_Task directions_. Pick out every line of the data that contains the string "circle", matching case exactly, and copy each one.

_Dataset extract_.

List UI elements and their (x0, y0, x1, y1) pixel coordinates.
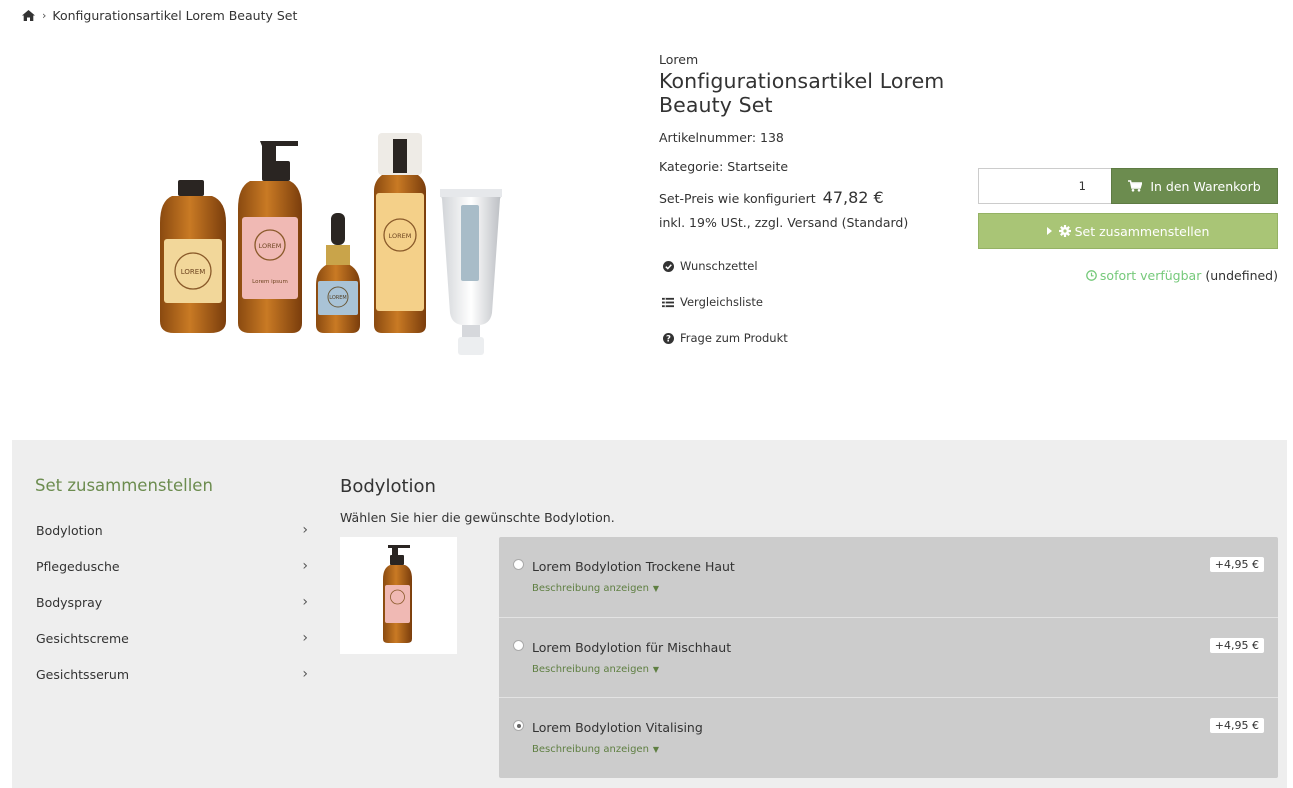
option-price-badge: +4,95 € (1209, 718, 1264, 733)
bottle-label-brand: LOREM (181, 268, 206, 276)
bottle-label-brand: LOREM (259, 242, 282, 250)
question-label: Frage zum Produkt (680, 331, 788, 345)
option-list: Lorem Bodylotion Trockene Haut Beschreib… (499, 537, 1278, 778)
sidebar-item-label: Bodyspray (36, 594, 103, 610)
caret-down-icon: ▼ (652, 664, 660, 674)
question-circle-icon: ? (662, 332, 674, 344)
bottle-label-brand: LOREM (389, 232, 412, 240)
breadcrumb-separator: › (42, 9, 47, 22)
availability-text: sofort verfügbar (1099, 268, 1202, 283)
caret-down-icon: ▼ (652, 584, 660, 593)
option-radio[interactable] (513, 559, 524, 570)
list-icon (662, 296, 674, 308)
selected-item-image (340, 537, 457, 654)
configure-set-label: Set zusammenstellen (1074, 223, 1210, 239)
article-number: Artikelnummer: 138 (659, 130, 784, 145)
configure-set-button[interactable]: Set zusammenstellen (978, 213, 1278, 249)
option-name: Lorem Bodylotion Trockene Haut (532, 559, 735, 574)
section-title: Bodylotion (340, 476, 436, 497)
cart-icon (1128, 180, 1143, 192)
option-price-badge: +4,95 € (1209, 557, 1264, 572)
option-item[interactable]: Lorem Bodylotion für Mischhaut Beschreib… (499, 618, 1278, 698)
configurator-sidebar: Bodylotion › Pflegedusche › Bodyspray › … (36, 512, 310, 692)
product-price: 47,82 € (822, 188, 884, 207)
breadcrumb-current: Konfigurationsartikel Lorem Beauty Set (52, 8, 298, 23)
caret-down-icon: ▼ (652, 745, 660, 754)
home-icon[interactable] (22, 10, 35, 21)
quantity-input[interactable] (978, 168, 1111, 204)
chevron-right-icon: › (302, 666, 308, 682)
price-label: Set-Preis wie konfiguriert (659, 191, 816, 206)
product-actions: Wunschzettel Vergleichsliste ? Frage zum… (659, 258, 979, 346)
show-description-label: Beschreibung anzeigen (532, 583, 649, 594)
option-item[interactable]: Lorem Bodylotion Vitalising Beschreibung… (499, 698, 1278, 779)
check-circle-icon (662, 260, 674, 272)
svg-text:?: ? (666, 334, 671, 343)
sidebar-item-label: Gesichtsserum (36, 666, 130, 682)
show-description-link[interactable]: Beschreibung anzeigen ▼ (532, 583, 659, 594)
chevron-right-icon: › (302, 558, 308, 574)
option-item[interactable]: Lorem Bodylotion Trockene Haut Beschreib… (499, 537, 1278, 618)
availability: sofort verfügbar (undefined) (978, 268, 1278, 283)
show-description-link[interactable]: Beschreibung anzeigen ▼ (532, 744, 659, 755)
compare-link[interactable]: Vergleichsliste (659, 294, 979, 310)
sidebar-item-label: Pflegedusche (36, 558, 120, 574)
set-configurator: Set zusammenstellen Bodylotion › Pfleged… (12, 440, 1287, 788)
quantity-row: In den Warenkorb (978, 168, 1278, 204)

_Result below_.
question-circle-icon: ? (662, 332, 674, 344)
check-circle-icon (662, 260, 674, 272)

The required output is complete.